● **EXERCISE OBJECTIVE**
Locate the string "Principles" in the records below. Copy every line where it occurs.

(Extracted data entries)

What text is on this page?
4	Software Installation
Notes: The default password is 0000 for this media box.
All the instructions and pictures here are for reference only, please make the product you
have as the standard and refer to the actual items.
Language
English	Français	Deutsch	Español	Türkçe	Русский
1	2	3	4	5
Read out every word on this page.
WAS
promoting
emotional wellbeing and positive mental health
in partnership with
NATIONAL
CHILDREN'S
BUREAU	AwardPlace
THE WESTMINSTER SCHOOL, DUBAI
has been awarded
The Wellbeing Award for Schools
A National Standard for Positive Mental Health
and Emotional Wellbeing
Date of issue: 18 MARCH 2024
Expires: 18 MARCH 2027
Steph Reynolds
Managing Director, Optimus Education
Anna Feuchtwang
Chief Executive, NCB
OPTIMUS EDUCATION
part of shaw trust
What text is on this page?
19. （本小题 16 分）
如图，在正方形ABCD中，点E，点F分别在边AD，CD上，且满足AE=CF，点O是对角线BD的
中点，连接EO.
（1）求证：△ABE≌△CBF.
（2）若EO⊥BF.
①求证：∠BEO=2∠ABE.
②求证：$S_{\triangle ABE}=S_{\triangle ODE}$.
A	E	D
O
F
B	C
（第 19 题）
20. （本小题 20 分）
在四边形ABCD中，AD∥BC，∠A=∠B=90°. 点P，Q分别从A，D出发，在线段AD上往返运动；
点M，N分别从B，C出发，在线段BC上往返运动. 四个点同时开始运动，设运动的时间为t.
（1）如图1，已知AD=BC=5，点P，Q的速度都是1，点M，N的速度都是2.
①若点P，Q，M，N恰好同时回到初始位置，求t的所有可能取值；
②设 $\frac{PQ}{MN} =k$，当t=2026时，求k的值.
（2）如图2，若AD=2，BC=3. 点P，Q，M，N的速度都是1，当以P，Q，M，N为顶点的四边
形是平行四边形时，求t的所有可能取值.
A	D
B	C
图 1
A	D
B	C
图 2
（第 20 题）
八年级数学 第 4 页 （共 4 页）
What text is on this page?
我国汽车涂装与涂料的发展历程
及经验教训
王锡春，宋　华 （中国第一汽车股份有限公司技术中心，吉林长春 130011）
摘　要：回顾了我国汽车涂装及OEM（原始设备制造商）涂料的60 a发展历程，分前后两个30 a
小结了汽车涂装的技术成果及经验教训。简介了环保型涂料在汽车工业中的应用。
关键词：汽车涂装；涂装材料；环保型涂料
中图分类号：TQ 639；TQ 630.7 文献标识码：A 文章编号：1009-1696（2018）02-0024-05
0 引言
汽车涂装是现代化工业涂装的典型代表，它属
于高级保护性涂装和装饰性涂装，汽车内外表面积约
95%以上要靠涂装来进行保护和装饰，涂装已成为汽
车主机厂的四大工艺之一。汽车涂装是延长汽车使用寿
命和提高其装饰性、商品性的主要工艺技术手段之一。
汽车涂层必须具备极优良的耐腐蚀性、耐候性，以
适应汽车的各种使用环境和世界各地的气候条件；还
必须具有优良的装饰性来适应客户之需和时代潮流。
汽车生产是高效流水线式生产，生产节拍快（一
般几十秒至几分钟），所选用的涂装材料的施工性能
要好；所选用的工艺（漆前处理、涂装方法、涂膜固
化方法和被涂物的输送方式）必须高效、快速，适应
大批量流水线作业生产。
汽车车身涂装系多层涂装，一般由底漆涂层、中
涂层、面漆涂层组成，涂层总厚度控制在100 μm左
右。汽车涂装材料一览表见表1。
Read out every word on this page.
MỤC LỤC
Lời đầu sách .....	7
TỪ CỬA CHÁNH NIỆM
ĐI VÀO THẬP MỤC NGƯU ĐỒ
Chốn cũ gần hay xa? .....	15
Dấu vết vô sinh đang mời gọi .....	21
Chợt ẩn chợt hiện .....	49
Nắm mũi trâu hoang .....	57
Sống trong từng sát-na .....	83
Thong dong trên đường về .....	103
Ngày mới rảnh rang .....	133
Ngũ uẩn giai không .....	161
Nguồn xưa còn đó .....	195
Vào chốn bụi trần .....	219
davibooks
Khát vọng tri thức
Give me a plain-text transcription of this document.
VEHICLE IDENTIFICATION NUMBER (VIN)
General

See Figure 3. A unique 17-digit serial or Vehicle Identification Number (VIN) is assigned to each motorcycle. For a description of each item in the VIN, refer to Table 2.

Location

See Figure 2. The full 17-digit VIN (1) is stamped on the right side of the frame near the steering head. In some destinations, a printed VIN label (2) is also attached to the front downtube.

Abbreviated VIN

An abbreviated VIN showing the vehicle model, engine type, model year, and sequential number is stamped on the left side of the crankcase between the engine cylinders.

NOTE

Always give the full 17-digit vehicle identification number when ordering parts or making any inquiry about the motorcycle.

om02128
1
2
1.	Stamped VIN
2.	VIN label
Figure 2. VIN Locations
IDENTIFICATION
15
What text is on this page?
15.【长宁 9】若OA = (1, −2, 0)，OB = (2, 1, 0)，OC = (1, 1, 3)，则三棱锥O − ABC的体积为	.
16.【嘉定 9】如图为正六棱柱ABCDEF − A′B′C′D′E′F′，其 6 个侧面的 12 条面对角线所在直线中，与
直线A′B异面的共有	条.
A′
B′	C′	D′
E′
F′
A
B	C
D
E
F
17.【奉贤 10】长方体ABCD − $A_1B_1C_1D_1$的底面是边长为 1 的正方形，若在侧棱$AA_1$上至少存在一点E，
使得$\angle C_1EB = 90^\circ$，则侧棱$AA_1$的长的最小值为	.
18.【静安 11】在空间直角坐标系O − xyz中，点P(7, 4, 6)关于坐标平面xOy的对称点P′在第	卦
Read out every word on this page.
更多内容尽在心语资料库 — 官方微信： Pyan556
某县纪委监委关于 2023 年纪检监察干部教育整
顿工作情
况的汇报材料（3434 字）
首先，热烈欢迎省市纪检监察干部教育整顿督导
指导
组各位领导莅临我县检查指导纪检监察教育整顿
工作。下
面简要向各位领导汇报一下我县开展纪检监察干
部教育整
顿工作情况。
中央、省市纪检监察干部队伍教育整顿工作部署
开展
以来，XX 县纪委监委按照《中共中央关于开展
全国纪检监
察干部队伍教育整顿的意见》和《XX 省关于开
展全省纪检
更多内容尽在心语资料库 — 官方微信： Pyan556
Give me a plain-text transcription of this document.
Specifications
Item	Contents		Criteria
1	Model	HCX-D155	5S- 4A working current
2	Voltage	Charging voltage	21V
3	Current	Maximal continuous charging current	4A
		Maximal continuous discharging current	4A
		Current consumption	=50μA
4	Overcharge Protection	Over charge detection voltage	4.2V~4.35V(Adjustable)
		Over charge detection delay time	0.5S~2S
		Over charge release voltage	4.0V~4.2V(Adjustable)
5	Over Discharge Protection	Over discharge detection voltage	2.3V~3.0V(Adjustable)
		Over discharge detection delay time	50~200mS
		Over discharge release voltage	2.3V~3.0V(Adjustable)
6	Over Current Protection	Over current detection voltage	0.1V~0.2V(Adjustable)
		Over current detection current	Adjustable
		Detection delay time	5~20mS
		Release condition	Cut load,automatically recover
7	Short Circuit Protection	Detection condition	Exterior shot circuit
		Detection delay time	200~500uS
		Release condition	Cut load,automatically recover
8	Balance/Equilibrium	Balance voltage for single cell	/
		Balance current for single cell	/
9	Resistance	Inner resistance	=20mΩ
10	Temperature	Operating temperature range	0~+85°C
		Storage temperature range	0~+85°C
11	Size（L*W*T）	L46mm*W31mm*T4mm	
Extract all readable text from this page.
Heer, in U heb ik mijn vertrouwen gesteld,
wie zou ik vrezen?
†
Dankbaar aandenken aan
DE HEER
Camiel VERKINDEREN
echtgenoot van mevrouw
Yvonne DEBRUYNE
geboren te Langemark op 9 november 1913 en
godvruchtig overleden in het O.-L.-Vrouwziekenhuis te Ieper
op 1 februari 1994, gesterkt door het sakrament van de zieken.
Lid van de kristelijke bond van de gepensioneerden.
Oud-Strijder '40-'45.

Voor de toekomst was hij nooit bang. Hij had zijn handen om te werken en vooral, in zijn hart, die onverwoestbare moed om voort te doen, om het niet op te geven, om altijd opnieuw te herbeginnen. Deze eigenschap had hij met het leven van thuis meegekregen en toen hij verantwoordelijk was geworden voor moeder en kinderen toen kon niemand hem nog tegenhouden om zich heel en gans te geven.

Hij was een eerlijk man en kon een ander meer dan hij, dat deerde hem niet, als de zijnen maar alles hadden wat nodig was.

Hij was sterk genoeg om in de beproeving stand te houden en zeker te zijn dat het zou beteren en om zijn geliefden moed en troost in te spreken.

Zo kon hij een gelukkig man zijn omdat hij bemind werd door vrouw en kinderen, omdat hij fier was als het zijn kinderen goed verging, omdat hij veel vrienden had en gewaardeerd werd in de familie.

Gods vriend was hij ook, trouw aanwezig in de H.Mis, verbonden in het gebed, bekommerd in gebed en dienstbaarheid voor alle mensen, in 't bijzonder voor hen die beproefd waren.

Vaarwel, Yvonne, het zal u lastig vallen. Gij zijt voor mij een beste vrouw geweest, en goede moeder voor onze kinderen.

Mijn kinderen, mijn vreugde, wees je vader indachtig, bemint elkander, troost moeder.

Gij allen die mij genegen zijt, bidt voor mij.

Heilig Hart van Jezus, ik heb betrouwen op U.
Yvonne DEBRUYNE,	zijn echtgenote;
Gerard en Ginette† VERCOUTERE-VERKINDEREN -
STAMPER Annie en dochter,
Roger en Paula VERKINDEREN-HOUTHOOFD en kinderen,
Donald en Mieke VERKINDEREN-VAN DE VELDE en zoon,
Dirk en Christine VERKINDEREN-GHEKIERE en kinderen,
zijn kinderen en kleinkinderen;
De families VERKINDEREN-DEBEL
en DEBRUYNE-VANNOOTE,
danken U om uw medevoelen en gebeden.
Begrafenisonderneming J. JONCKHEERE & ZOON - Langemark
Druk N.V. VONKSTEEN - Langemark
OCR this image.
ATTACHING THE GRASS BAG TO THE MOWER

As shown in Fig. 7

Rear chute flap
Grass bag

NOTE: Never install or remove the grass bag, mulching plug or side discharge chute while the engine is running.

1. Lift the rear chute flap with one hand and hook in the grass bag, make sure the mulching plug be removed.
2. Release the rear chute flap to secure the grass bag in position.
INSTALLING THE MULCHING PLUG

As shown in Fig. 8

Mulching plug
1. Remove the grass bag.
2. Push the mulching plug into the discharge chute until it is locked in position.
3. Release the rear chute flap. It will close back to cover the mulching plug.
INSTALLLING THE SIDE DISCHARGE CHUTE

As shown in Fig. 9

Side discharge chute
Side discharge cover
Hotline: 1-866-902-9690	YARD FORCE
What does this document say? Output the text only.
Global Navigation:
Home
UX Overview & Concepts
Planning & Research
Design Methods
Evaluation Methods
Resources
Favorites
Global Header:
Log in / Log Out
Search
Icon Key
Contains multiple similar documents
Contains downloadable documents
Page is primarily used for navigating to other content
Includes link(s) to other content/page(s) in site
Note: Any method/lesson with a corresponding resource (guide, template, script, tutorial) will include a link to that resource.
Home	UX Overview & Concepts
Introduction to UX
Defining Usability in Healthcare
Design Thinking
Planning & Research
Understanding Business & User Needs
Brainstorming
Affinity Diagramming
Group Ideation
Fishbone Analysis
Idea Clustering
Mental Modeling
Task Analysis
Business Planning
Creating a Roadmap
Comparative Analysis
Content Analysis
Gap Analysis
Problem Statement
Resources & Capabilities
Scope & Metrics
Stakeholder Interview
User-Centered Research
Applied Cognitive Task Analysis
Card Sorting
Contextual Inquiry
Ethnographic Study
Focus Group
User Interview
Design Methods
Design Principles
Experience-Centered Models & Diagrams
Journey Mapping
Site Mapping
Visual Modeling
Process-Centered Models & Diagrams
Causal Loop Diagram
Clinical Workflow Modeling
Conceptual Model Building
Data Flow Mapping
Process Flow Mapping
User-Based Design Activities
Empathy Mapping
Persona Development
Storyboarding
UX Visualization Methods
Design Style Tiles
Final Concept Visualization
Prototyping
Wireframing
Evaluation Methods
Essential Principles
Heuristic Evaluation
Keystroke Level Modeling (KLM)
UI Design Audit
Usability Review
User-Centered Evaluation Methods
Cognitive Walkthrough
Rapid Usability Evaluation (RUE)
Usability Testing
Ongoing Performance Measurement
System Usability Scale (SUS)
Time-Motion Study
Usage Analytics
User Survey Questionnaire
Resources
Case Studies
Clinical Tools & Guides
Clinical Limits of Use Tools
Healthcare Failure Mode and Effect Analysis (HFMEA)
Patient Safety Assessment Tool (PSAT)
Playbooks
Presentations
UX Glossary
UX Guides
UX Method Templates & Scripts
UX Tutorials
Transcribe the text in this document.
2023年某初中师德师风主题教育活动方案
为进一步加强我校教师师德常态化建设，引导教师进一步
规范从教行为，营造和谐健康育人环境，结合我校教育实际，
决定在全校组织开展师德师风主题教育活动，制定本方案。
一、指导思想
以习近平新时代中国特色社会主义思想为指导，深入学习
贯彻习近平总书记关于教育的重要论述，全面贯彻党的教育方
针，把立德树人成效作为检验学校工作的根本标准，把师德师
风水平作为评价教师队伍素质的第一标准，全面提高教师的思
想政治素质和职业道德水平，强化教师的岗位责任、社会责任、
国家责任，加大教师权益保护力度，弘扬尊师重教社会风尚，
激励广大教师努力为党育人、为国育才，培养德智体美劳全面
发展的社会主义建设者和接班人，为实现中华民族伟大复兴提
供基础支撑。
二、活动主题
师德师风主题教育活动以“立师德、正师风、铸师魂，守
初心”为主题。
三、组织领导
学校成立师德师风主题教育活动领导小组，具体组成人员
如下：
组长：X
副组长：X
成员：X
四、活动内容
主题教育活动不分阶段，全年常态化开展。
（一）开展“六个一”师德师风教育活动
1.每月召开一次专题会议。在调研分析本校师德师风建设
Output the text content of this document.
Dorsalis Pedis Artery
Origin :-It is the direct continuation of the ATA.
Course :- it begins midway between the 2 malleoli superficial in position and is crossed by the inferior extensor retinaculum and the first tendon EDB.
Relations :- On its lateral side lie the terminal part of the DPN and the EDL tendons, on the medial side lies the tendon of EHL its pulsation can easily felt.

● **TASK OUTPUT**
Design Principles
Essential Principles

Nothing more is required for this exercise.